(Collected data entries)
---
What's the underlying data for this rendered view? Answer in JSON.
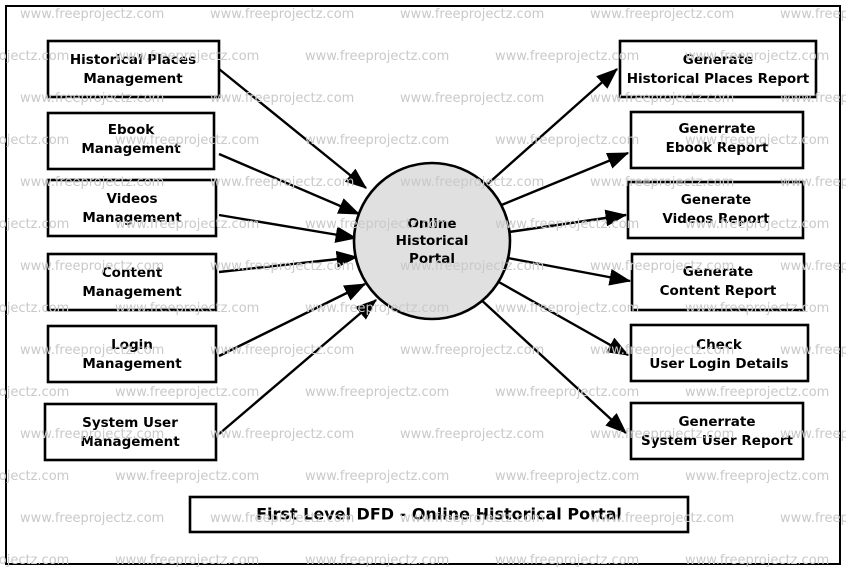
{
  "diagram": {
    "title": "First Level DFD - Online Historical Portal",
    "watermark_text": "www.freeprojectz.com",
    "process": {
      "name": "Online Historical Portal",
      "lines": [
        "Online",
        "Historical",
        "Portal"
      ],
      "fill_color": "#e0e0e0",
      "stroke_color": "#000000"
    },
    "inputs": [
      {
        "id": "historical-places-management",
        "lines": [
          "Historical Places",
          "Management"
        ]
      },
      {
        "id": "ebook-management",
        "lines": [
          "Ebook",
          "Management"
        ]
      },
      {
        "id": "videos-management",
        "lines": [
          "Videos",
          "Management"
        ]
      },
      {
        "id": "content-management",
        "lines": [
          "Content",
          "Management"
        ]
      },
      {
        "id": "login-management",
        "lines": [
          "Login",
          "Management"
        ]
      },
      {
        "id": "system-user-management",
        "lines": [
          "System User",
          "Management"
        ]
      }
    ],
    "outputs": [
      {
        "id": "generate-historical-places-report",
        "lines": [
          "Generate",
          "Historical Places Report"
        ]
      },
      {
        "id": "generrate-ebook-report",
        "lines": [
          "Generrate",
          "Ebook Report"
        ]
      },
      {
        "id": "generate-videos-report",
        "lines": [
          "Generate",
          "Videos Report"
        ]
      },
      {
        "id": "generate-content-report",
        "lines": [
          "Generate",
          "Content Report"
        ]
      },
      {
        "id": "check-user-login-details",
        "lines": [
          "Check",
          "User Login Details"
        ]
      },
      {
        "id": "generrate-system-user-report",
        "lines": [
          "Generrate",
          "System User Report"
        ]
      }
    ]
  }
}
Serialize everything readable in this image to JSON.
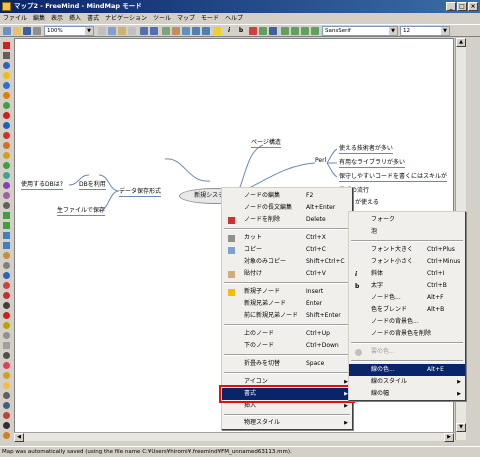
{
  "window": {
    "title": "マップ2 - FreeMind - MindMap モード",
    "min": "_",
    "max": "□",
    "close": "×"
  },
  "menubar": [
    "ファイル",
    "編集",
    "表示",
    "挿入",
    "書式",
    "ナビゲーション",
    "ツール",
    "マップ",
    "モード",
    "ヘルプ"
  ],
  "toolbar": {
    "zoom": "100%",
    "font": "SansSerif",
    "size": "12",
    "italic": "i",
    "bold": "b"
  },
  "map": {
    "root": "新規システムの",
    "left": {
      "db_used": "使用するDBは?",
      "db_use": "DBを利用",
      "data_storage": "データ保存形式",
      "file_storage": "生ファイルで保存"
    },
    "right": {
      "page_structure": "ページ構造",
      "perl": "Perl",
      "many_engineers": "使える技術者が多い",
      "many_libs": "有用なライブラリが多い",
      "easy_code": "保守しやすいコードを書くにはスキルが",
      "trend": "最近の流行",
      "usable": "が使える",
      "more": "..."
    }
  },
  "context_menu": {
    "items": [
      {
        "label": "ノードの編集",
        "shortcut": "F2"
      },
      {
        "label": "ノードの長文編集",
        "shortcut": "Alt+Enter"
      },
      {
        "label": "ノードを削除",
        "shortcut": "Delete"
      },
      {
        "label": "カット",
        "shortcut": "Ctrl+X"
      },
      {
        "label": "コピー",
        "shortcut": "Ctrl+C"
      },
      {
        "label": "対象のみコピー",
        "shortcut": "Shift+Ctrl+C"
      },
      {
        "label": "貼付け",
        "shortcut": "Ctrl+V"
      },
      {
        "label": "新規子ノード",
        "shortcut": "Insert"
      },
      {
        "label": "新規兄弟ノード",
        "shortcut": "Enter"
      },
      {
        "label": "前に新規兄弟ノード",
        "shortcut": "Shift+Enter"
      },
      {
        "label": "上のノード",
        "shortcut": "Ctrl+Up"
      },
      {
        "label": "下のノード",
        "shortcut": "Ctrl+Down"
      },
      {
        "label": "折畳みを切替",
        "shortcut": "Space"
      },
      {
        "label": "アイコン",
        "shortcut": ""
      },
      {
        "label": "書式",
        "shortcut": ""
      },
      {
        "label": "挿入",
        "shortcut": ""
      },
      {
        "label": "物理スタイル",
        "shortcut": ""
      }
    ]
  },
  "format_submenu": {
    "items": [
      {
        "label": "フォーク",
        "shortcut": ""
      },
      {
        "label": "泡",
        "shortcut": ""
      },
      {
        "label": "フォント大きく",
        "shortcut": "Ctrl+Plus"
      },
      {
        "label": "フォント小さく",
        "shortcut": "Ctrl+Minus"
      },
      {
        "label": "斜体",
        "shortcut": "Ctrl+I"
      },
      {
        "label": "太字",
        "shortcut": "Ctrl+B"
      },
      {
        "label": "ノード色...",
        "shortcut": "Alt+F"
      },
      {
        "label": "色をブレンド",
        "shortcut": "Alt+B"
      },
      {
        "label": "ノードの背景色...",
        "shortcut": ""
      },
      {
        "label": "ノードの背景色を削除",
        "shortcut": ""
      },
      {
        "label": "雲の色...",
        "shortcut": ""
      },
      {
        "label": "線の色...",
        "shortcut": "Alt+E"
      },
      {
        "label": "線のスタイル",
        "shortcut": ""
      },
      {
        "label": "線の幅",
        "shortcut": ""
      }
    ]
  },
  "status": "Map was automatically saved (using the file name C:¥Users¥hiromi¥.freemind¥FM_unnamed63113.mm)."
}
---
● **Stated exercise**: Except for the pictures, reproduce every line exactly.

● **Written answer**:
What's the underlying data for this rendered view? Answer in JSON.
{
  "diagram": {
    "title": "First Level DFD - Online Historical Portal",
    "watermark_text": "www.freeprojectz.com",
    "process": {
      "name": "Online Historical Portal",
      "lines": [
        "Online",
        "Historical",
        "Portal"
      ],
      "fill_color": "#e0e0e0",
      "stroke_color": "#000000"
    },
    "inputs": [
      {
        "id": "historical-places-management",
        "lines": [
          "Historical Places",
          "Management"
        ]
      },
      {
        "id": "ebook-management",
        "lines": [
          "Ebook",
          "Management"
        ]
      },
      {
        "id": "videos-management",
        "lines": [
          "Videos",
          "Management"
        ]
      },
      {
        "id": "content-management",
        "lines": [
          "Content",
          "Management"
        ]
      },
      {
        "id": "login-management",
        "lines": [
          "Login",
          "Management"
        ]
      },
      {
        "id": "system-user-management",
        "lines": [
          "System User",
          "Management"
        ]
      }
    ],
    "outputs": [
      {
        "id": "generate-historical-places-report",
        "lines": [
          "Generate",
          "Historical Places Report"
        ]
      },
      {
        "id": "generrate-ebook-report",
        "lines": [
          "Generrate",
          "Ebook Report"
        ]
      },
      {
        "id": "generate-videos-report",
        "lines": [
          "Generate",
          "Videos Report"
        ]
      },
      {
        "id": "generate-content-report",
        "lines": [
          "Generate",
          "Content Report"
        ]
      },
      {
        "id": "check-user-login-details",
        "lines": [
          "Check",
          "User Login Details"
        ]
      },
      {
        "id": "generrate-system-user-report",
        "lines": [
          "Generrate",
          "System User Report"
        ]
      }
    ]
  }
}
Serialize everything readable in this image to JSON.
{
  "window": {
    "title": "マップ2 - FreeMind - MindMap モード",
    "min": "_",
    "max": "□",
    "close": "×"
  },
  "menubar": [
    "ファイル",
    "編集",
    "表示",
    "挿入",
    "書式",
    "ナビゲーション",
    "ツール",
    "マップ",
    "モード",
    "ヘルプ"
  ],
  "toolbar": {
    "zoom": "100%",
    "font": "SansSerif",
    "size": "12",
    "italic": "i",
    "bold": "b"
  },
  "map": {
    "root": "新規システムの",
    "left": {
      "db_used": "使用するDBは?",
      "db_use": "DBを利用",
      "data_storage": "データ保存形式",
      "file_storage": "生ファイルで保存"
    },
    "right": {
      "page_structure": "ページ構造",
      "perl": "Perl",
      "many_engineers": "使える技術者が多い",
      "many_libs": "有用なライブラリが多い",
      "easy_code": "保守しやすいコードを書くにはスキルが",
      "trend": "最近の流行",
      "usable": "が使える",
      "more": "..."
    }
  },
  "context_menu": {
    "items": [
      {
        "label": "ノードの編集",
        "shortcut": "F2"
      },
      {
        "label": "ノードの長文編集",
        "shortcut": "Alt+Enter"
      },
      {
        "label": "ノードを削除",
        "shortcut": "Delete"
      },
      {
        "label": "カット",
        "shortcut": "Ctrl+X"
      },
      {
        "label": "コピー",
        "shortcut": "Ctrl+C"
      },
      {
        "label": "対象のみコピー",
        "shortcut": "Shift+Ctrl+C"
      },
      {
        "label": "貼付け",
        "shortcut": "Ctrl+V"
      },
      {
        "label": "新規子ノード",
        "shortcut": "Insert"
      },
      {
        "label": "新規兄弟ノード",
        "shortcut": "Enter"
      },
      {
        "label": "前に新規兄弟ノード",
        "shortcut": "Shift+Enter"
      },
      {
        "label": "上のノード",
        "shortcut": "Ctrl+Up"
      },
      {
        "label": "下のノード",
        "shortcut": "Ctrl+Down"
      },
      {
        "label": "折畳みを切替",
        "shortcut": "Space"
      },
      {
        "label": "アイコン",
        "shortcut": ""
      },
      {
        "label": "書式",
        "shortcut": ""
      },
      {
        "label": "挿入",
        "shortcut": ""
      },
      {
        "label": "物理スタイル",
        "shortcut": ""
      }
    ]
  },
  "format_submenu": {
    "items": [
      {
        "label": "フォーク",
        "shortcut": ""
      },
      {
        "label": "泡",
        "shortcut": ""
      },
      {
        "label": "フォント大きく",
        "shortcut": "Ctrl+Plus"
      },
      {
        "label": "フォント小さく",
        "shortcut": "Ctrl+Minus"
      },
      {
        "label": "斜体",
        "shortcut": "Ctrl+I"
      },
      {
        "label": "太字",
        "shortcut": "Ctrl+B"
      },
      {
        "label": "ノード色...",
        "shortcut": "Alt+F"
      },
      {
        "label": "色をブレンド",
        "shortcut": "Alt+B"
      },
      {
        "label": "ノードの背景色...",
        "shortcut": ""
      },
      {
        "label": "ノードの背景色を削除",
        "shortcut": ""
      },
      {
        "label": "雲の色...",
        "shortcut": ""
      },
      {
        "label": "線の色...",
        "shortcut": "Alt+E"
      },
      {
        "label": "線のスタイル",
        "shortcut": ""
      },
      {
        "label": "線の幅",
        "shortcut": ""
      }
    ]
  },
  "status": "Map was automatically saved (using the file name C:¥Users¥hiromi¥.freemind¥FM_unnamed63113.mm)."
}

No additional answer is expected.